Required task: Extract the lines that hold the string "name".

[Begin]

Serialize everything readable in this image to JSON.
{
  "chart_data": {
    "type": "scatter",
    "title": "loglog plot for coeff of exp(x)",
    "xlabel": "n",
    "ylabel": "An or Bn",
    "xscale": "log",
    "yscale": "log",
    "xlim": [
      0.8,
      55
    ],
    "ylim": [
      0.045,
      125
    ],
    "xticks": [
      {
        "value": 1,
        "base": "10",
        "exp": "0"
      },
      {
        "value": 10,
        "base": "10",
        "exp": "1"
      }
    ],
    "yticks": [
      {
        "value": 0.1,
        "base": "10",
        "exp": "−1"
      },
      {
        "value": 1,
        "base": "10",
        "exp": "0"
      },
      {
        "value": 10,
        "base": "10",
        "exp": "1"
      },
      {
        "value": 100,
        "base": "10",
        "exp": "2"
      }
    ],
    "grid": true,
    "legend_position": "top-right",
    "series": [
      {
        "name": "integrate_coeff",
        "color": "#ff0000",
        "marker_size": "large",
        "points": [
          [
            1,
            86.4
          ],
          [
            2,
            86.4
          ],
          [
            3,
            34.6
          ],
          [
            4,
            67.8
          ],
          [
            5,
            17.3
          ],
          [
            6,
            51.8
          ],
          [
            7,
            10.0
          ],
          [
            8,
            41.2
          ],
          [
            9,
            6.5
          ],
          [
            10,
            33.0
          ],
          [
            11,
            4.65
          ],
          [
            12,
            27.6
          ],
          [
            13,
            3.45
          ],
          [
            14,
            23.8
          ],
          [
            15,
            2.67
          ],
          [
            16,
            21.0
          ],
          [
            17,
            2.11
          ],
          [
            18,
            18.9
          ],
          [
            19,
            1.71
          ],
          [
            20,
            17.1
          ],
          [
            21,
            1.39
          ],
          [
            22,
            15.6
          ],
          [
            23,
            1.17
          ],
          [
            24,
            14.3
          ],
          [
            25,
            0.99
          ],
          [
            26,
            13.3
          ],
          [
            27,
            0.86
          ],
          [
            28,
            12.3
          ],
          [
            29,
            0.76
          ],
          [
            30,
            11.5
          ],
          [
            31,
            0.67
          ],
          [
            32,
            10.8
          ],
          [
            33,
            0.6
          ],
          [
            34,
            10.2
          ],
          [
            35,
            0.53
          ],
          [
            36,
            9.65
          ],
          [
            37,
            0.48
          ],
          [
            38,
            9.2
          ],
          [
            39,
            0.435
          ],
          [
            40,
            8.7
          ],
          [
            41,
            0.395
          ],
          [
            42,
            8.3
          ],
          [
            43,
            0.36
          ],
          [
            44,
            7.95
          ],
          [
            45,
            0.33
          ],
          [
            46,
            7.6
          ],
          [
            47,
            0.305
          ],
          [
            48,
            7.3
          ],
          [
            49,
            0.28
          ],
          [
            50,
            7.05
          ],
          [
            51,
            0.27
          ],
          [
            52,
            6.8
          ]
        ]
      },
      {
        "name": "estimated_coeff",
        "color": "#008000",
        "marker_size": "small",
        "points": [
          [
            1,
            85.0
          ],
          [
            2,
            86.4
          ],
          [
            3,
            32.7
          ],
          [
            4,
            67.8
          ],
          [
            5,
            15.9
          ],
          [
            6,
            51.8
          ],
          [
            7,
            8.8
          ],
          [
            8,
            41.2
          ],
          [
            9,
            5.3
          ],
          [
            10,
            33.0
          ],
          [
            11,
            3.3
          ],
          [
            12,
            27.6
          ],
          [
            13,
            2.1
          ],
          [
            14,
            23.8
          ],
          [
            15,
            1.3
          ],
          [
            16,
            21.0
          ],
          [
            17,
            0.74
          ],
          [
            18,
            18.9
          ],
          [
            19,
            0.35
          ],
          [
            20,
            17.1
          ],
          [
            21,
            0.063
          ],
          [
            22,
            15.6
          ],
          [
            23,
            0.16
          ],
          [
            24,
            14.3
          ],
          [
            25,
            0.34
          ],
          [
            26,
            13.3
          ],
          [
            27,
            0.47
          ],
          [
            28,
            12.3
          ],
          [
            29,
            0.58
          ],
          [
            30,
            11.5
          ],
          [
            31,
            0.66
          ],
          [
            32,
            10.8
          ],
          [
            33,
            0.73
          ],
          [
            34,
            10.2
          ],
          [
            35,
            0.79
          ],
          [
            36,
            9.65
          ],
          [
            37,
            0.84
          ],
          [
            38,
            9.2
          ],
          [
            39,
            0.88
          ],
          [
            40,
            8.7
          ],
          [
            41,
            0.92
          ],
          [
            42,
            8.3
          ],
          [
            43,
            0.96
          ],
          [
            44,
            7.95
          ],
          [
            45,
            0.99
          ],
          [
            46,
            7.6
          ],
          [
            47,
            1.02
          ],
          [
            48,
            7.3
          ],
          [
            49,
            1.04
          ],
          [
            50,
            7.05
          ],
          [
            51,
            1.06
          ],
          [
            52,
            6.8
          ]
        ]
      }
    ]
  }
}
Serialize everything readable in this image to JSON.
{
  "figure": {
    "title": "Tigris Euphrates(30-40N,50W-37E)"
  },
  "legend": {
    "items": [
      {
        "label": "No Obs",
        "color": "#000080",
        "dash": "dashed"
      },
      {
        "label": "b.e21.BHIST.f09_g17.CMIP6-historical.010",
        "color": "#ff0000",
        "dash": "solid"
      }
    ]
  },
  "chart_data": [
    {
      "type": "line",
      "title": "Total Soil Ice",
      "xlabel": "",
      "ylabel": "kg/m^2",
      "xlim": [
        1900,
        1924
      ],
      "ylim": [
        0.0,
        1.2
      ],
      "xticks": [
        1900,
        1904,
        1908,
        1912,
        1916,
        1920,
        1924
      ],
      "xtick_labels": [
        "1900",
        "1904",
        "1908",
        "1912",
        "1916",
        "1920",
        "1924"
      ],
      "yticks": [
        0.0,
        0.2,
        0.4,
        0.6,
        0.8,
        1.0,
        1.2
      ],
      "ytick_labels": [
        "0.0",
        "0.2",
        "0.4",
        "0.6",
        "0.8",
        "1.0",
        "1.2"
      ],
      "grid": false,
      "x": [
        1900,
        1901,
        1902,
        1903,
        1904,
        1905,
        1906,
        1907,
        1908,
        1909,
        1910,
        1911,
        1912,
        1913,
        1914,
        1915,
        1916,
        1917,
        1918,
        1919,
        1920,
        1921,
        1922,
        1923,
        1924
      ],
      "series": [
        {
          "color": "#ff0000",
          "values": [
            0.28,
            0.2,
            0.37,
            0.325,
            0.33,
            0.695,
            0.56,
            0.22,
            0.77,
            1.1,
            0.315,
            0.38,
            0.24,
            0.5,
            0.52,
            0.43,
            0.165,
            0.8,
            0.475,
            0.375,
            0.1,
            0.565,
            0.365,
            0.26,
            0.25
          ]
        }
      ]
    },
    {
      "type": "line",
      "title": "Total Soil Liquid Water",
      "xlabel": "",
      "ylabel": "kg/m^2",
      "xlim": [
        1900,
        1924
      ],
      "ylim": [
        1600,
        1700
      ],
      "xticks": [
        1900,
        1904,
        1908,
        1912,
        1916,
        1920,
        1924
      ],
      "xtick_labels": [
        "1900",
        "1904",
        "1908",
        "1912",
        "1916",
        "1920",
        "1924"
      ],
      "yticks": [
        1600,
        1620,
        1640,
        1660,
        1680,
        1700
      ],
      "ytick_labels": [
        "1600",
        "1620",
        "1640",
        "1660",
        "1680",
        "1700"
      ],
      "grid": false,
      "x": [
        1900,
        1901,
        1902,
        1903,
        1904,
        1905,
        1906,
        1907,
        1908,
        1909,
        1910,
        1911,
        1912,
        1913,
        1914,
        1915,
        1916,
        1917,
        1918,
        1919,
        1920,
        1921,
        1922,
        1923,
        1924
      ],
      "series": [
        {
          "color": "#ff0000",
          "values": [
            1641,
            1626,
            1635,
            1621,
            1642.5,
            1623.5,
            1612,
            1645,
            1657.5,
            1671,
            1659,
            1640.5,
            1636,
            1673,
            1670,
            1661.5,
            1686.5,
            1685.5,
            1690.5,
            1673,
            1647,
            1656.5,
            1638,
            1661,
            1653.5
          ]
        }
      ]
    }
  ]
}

[End]

Written response:
        "name": "integrate_coeff",
        "name": "estimated_coeff",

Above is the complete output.